Instructions to follow.
Pull out every line below that contains the word "Congo".

────────────────────────────────────────

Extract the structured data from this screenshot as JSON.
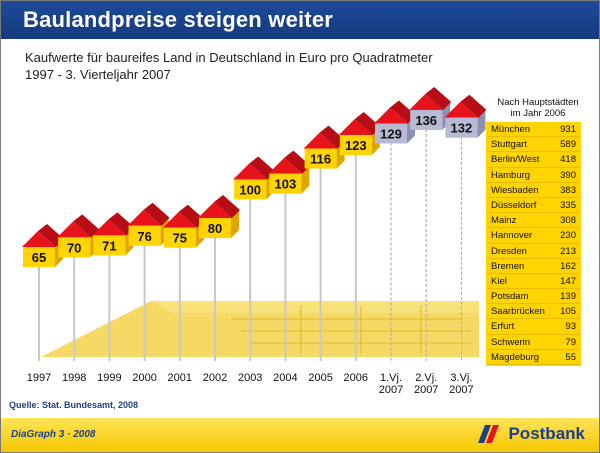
{
  "title": "Baulandpreise steigen weiter",
  "subtitle_line1": "Kaufwerte für baureifes Land in Deutschland in Euro pro Quadratmeter",
  "subtitle_line2": "1997 - 3. Vierteljahr 2007",
  "source": "Quelle: Stat. Bundesamt, 2008",
  "footer": {
    "label": "DiaGraph 3 · 2008",
    "brand": "Postbank"
  },
  "colors": {
    "title_bar": "#1d4a9a",
    "house_roof": "#e8121b",
    "house_wall": "#ffd400",
    "house_quarter": "#b7bad4",
    "brand_yellow": "#ffd400",
    "brand_blue": "#1d3f86"
  },
  "chart_data": {
    "type": "bar",
    "categories": [
      "1997",
      "1998",
      "1999",
      "2000",
      "2001",
      "2002",
      "2003",
      "2004",
      "2005",
      "2006",
      "1.Vj. 2007",
      "2.Vj. 2007",
      "3.Vj. 2007"
    ],
    "values": [
      65,
      70,
      71,
      76,
      75,
      80,
      100,
      103,
      116,
      123,
      129,
      136,
      132
    ],
    "title": "Baulandpreise steigen weiter",
    "unit": "Euro pro Quadratmeter"
  },
  "side_table": {
    "title_line1": "Nach Hauptstädten",
    "title_line2": "im Jahr 2006",
    "rows": [
      {
        "city": "München",
        "value": "931"
      },
      {
        "city": "Stuttgart",
        "value": "589"
      },
      {
        "city": "Berlin/West",
        "value": "418"
      },
      {
        "city": "Hamburg",
        "value": "390"
      },
      {
        "city": "Wiesbaden",
        "value": "383"
      },
      {
        "city": "Düsseldorf",
        "value": "335"
      },
      {
        "city": "Mainz",
        "value": "308"
      },
      {
        "city": "Hannover",
        "value": "230"
      },
      {
        "city": "Dresden",
        "value": "213"
      },
      {
        "city": "Bremen",
        "value": "162"
      },
      {
        "city": "Kiel",
        "value": "147"
      },
      {
        "city": "Potsdam",
        "value": "139"
      },
      {
        "city": "Saarbrücken",
        "value": "105"
      },
      {
        "city": "Erfurt",
        "value": "93"
      },
      {
        "city": "Schwerin",
        "value": "79"
      },
      {
        "city": "Magdeburg",
        "value": "55"
      }
    ]
  }
}
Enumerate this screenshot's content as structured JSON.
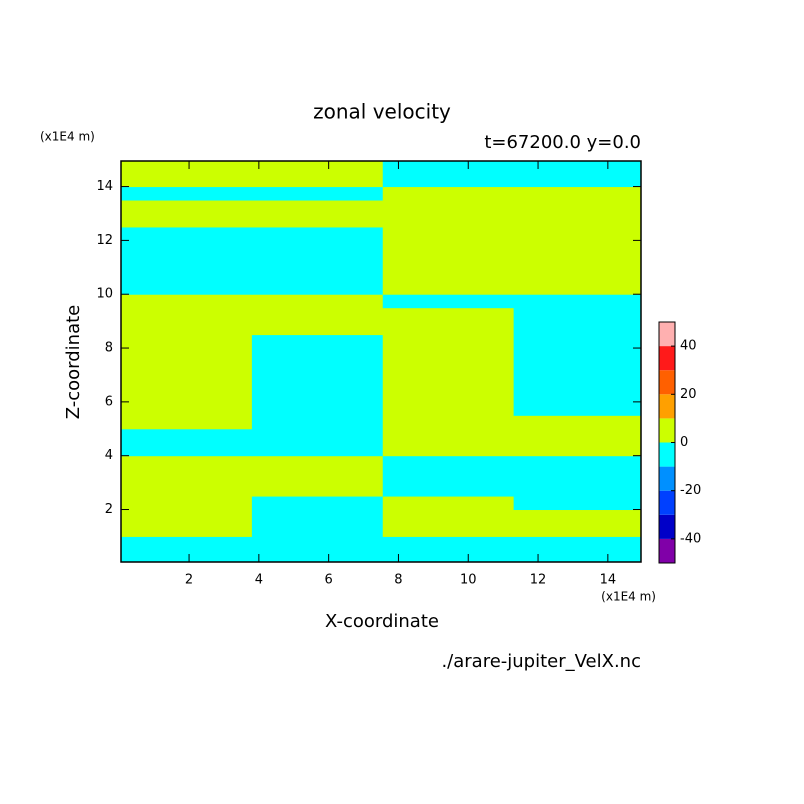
{
  "chart_data": {
    "type": "contour",
    "title": "zonal velocity",
    "subtitle": "t=67200.0 y=0.0",
    "xlabel": "X-coordinate",
    "ylabel": "Z-coordinate",
    "xunit": "(x1E4 m)",
    "yunit": "(x1E4 m)",
    "source": "./arare-jupiter_VelX.nc",
    "xlim": [
      0.05,
      14.95
    ],
    "ylim": [
      0.05,
      14.95
    ],
    "xticks": [
      2,
      4,
      6,
      8,
      10,
      12,
      14
    ],
    "yticks": [
      2,
      4,
      6,
      8,
      10,
      12,
      14
    ],
    "x_edges": [
      0.05,
      3.8,
      7.55,
      11.3,
      14.95
    ],
    "z_edges": [
      0.05,
      1,
      2,
      2.5,
      4,
      5,
      5.5,
      8.5,
      9.5,
      10,
      12.5,
      13.5,
      14,
      14.95
    ],
    "field": [
      [
        -5,
        -5,
        -5,
        -5
      ],
      [
        5,
        -5,
        5,
        5
      ],
      [
        5,
        -5,
        5,
        -5
      ],
      [
        5,
        5,
        -5,
        -5
      ],
      [
        -5,
        -5,
        5,
        5
      ],
      [
        5,
        -5,
        5,
        5
      ],
      [
        5,
        -5,
        5,
        -5
      ],
      [
        5,
        5,
        5,
        -5
      ],
      [
        5,
        5,
        -5,
        -5
      ],
      [
        -5,
        -5,
        5,
        5
      ],
      [
        5,
        5,
        5,
        5
      ],
      [
        -5,
        -5,
        5,
        5
      ],
      [
        5,
        5,
        -5,
        -5
      ]
    ],
    "levels": [
      -50,
      -40,
      -30,
      -20,
      -10,
      0,
      10,
      20,
      30,
      40,
      50
    ],
    "colors": [
      "#8000a8",
      "#0000c8",
      "#0040ff",
      "#0090ff",
      "#00ffff",
      "#ccff00",
      "#ffa000",
      "#ff6000",
      "#ff1a1a",
      "#ffb0b0"
    ],
    "colorbar_ticks": [
      40,
      20,
      0,
      -20,
      -40
    ]
  }
}
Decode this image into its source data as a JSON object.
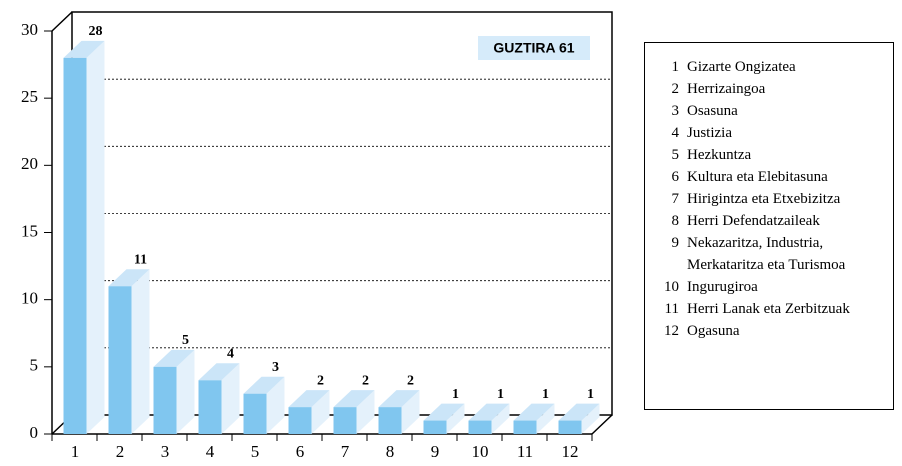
{
  "chart_data": {
    "type": "bar3d",
    "categories": [
      "1",
      "2",
      "3",
      "4",
      "5",
      "6",
      "7",
      "8",
      "9",
      "10",
      "11",
      "12"
    ],
    "values": [
      28,
      11,
      5,
      4,
      3,
      2,
      2,
      2,
      1,
      1,
      1,
      1
    ],
    "color": "#80c6ef",
    "ylim": [
      0,
      30
    ],
    "yticks": [
      0,
      5,
      10,
      15,
      20,
      25,
      30
    ],
    "grid": true,
    "annotation": "GUZTIRA 61",
    "legend": [
      "Gizarte Ongizatea",
      "Herrizaingoa",
      "Osasuna",
      "Justizia",
      "Hezkuntza",
      "Kultura eta Elebitasuna",
      "Hirigintza eta Etxebizitza",
      "Herri Defendatzaileak",
      "Nekazaritza, Industria, Merkataritza eta Turismoa",
      "Ingurugiroa",
      "Herri Lanak eta Zerbitzuak",
      "Ogasuna"
    ]
  }
}
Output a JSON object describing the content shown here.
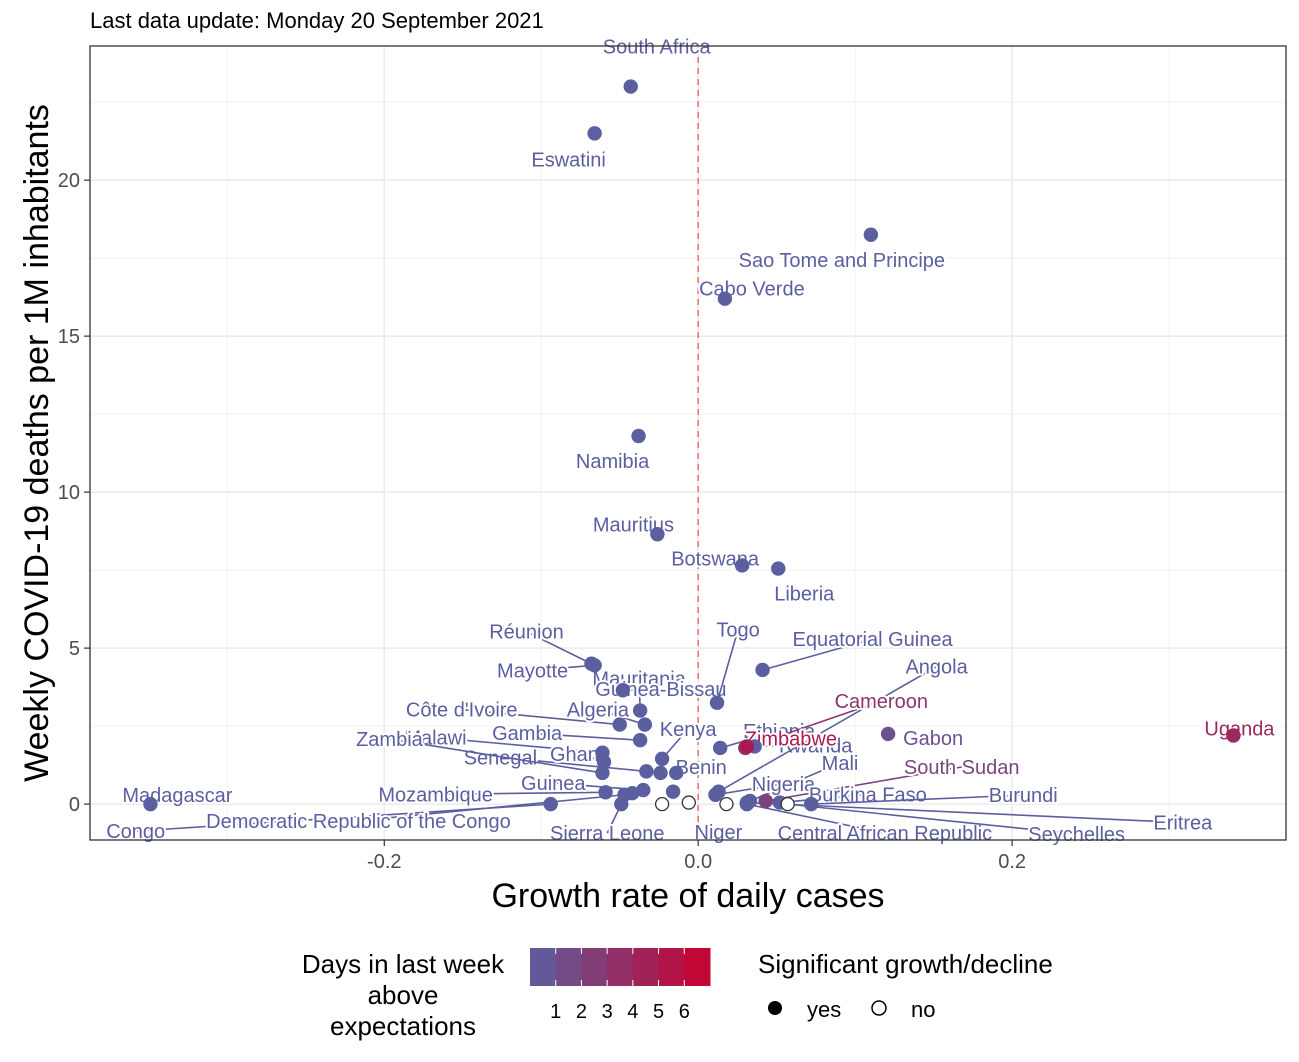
{
  "chart_data": {
    "type": "scatter",
    "subtitle": "Last data update: Monday 20 September 2021",
    "xlabel": "Growth rate of daily cases",
    "ylabel": "Weekly COVID-19 deaths per 1M inhabitants",
    "xlim": [
      -0.3875,
      0.3745
    ],
    "ylim": [
      -1.15,
      24.3
    ],
    "x_ticks": [
      -0.2,
      0.0,
      0.2
    ],
    "x_tick_labels": [
      "-0.2",
      "0.0",
      "0.2"
    ],
    "y_ticks": [
      0,
      5,
      10,
      15,
      20
    ],
    "y_tick_labels": [
      "0",
      "5",
      "10",
      "15",
      "20"
    ],
    "grid": true,
    "reference_line": {
      "x": 0,
      "color": "#f8766d",
      "style": "dashed"
    },
    "color_scale": {
      "low": "#5b5fa0",
      "high": "#c8002d",
      "min": 0,
      "max": 7
    },
    "legend_color": {
      "title_lines": [
        "Days in last week",
        "above",
        "expectations"
      ],
      "ticks": [
        1,
        2,
        3,
        4,
        5,
        6
      ],
      "tick_labels": [
        "1",
        "2",
        "3",
        "4",
        "5",
        "6"
      ]
    },
    "legend_shape": {
      "title": "Significant growth/decline",
      "items": [
        {
          "label": "yes",
          "filled": true
        },
        {
          "label": "no",
          "filled": false
        }
      ]
    },
    "points": [
      {
        "name": "South Africa",
        "x": -0.043,
        "y": 23.0,
        "days": 0,
        "significant": true
      },
      {
        "name": "Eswatini",
        "x": -0.066,
        "y": 21.5,
        "days": 0,
        "significant": true
      },
      {
        "name": "Sao Tome and Principe",
        "x": 0.11,
        "y": 18.25,
        "days": 0,
        "significant": true
      },
      {
        "name": "Cabo Verde",
        "x": 0.017,
        "y": 16.2,
        "days": 0,
        "significant": true
      },
      {
        "name": "Namibia",
        "x": -0.038,
        "y": 11.8,
        "days": 0,
        "significant": true
      },
      {
        "name": "Mauritius",
        "x": -0.026,
        "y": 8.65,
        "days": 0,
        "significant": true
      },
      {
        "name": "Botswana",
        "x": 0.028,
        "y": 7.65,
        "days": 0,
        "significant": true
      },
      {
        "name": "Liberia",
        "x": 0.051,
        "y": 7.55,
        "days": 0,
        "significant": true
      },
      {
        "name": "Réunion",
        "x": -0.068,
        "y": 4.5,
        "days": 0,
        "significant": true
      },
      {
        "name": "Mayotte",
        "x": -0.066,
        "y": 4.45,
        "days": 0,
        "significant": true
      },
      {
        "name": "Mauritania",
        "x": -0.037,
        "y": 3.0,
        "days": 0,
        "significant": true
      },
      {
        "name": "Guinea-Bissau",
        "x": -0.048,
        "y": 3.65,
        "days": 0,
        "significant": true
      },
      {
        "name": "Togo",
        "x": 0.012,
        "y": 3.25,
        "days": 0,
        "significant": true
      },
      {
        "name": "Equatorial Guinea",
        "x": 0.041,
        "y": 4.3,
        "days": 0,
        "significant": true
      },
      {
        "name": "Rwanda",
        "x": 0.036,
        "y": 1.85,
        "days": 0,
        "significant": true
      },
      {
        "name": "Angola",
        "x": 0.013,
        "y": 0.4,
        "days": 0,
        "significant": true
      },
      {
        "name": "Côte d'Ivoire",
        "x": -0.05,
        "y": 2.55,
        "days": 0,
        "significant": true
      },
      {
        "name": "Algeria",
        "x": -0.034,
        "y": 2.55,
        "days": 0,
        "significant": true
      },
      {
        "name": "Ethiopia",
        "x": 0.014,
        "y": 1.8,
        "days": 0,
        "significant": true
      },
      {
        "name": "Cameroon",
        "x": 0.03,
        "y": 1.8,
        "days": 3,
        "significant": true
      },
      {
        "name": "Malawi",
        "x": -0.061,
        "y": 1.65,
        "days": 0,
        "significant": true
      },
      {
        "name": "Gambia",
        "x": -0.037,
        "y": 2.05,
        "days": 0,
        "significant": true
      },
      {
        "name": "Kenya",
        "x": -0.023,
        "y": 1.45,
        "days": 0,
        "significant": true
      },
      {
        "name": "Zimbabwe",
        "x": 0.031,
        "y": 1.85,
        "days": 5,
        "significant": true
      },
      {
        "name": "Gabon",
        "x": 0.121,
        "y": 2.25,
        "days": 1,
        "significant": true
      },
      {
        "name": "Uganda",
        "x": 0.341,
        "y": 2.2,
        "days": 4,
        "significant": true
      },
      {
        "name": "Senegal",
        "x": -0.033,
        "y": 1.05,
        "days": 0,
        "significant": true
      },
      {
        "name": "Ghana",
        "x": -0.06,
        "y": 1.35,
        "days": 0,
        "significant": true
      },
      {
        "name": "Benin",
        "x": -0.014,
        "y": 1.0,
        "days": 0,
        "significant": true
      },
      {
        "name": "Zambia",
        "x": -0.061,
        "y": 1.0,
        "days": 0,
        "significant": true
      },
      {
        "name": "Mali",
        "x": 0.033,
        "y": 0.1,
        "days": 0,
        "significant": true
      },
      {
        "name": "South Sudan",
        "x": 0.043,
        "y": 0.1,
        "days": 2,
        "significant": true
      },
      {
        "name": "Mozambique",
        "x": -0.059,
        "y": 0.38,
        "days": 0,
        "significant": true
      },
      {
        "name": "Guinea",
        "x": -0.035,
        "y": 0.45,
        "days": 0,
        "significant": true
      },
      {
        "name": "Nigeria",
        "x": 0.011,
        "y": 0.3,
        "days": 0,
        "significant": true
      },
      {
        "name": "Burkina Faso",
        "x": 0.052,
        "y": 0.05,
        "days": 0,
        "significant": true
      },
      {
        "name": "Burundi",
        "x": 0.072,
        "y": 0.0,
        "days": 0,
        "significant": true
      },
      {
        "name": "Madagascar",
        "x": -0.349,
        "y": 0.0,
        "days": 0,
        "significant": true
      },
      {
        "name": "Congo",
        "x": -0.094,
        "y": 0.0,
        "days": 0,
        "significant": true
      },
      {
        "name": "Democratic Republic of the Congo",
        "x": -0.047,
        "y": 0.3,
        "days": 0,
        "significant": true
      },
      {
        "name": "Sierra Leone",
        "x": -0.049,
        "y": 0.0,
        "days": 0,
        "significant": true
      },
      {
        "name": "Niger",
        "x": 0.018,
        "y": 0.0,
        "days": 0,
        "significant": false
      },
      {
        "name": "Central African Republic",
        "x": 0.031,
        "y": 0.0,
        "days": 0,
        "significant": true
      },
      {
        "name": "Seychelles",
        "x": 0.057,
        "y": 0.0,
        "days": 0,
        "significant": false
      },
      {
        "name": "Eritrea",
        "x": 0.031,
        "y": 0.05,
        "days": 0,
        "significant": true
      },
      {
        "name": "",
        "x": -0.023,
        "y": 0.0,
        "days": 0,
        "significant": false
      },
      {
        "name": "",
        "x": -0.006,
        "y": 0.05,
        "days": 0,
        "significant": false
      },
      {
        "name": "",
        "x": -0.016,
        "y": 0.4,
        "days": 0,
        "significant": true
      },
      {
        "name": "",
        "x": -0.024,
        "y": 1.0,
        "days": 0,
        "significant": true
      },
      {
        "name": "",
        "x": -0.042,
        "y": 0.35,
        "days": 0,
        "significant": true
      }
    ]
  }
}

────────────────────────────────────────

Response.
        "name": "Congo",
        "name": "Democratic Republic of the Congo",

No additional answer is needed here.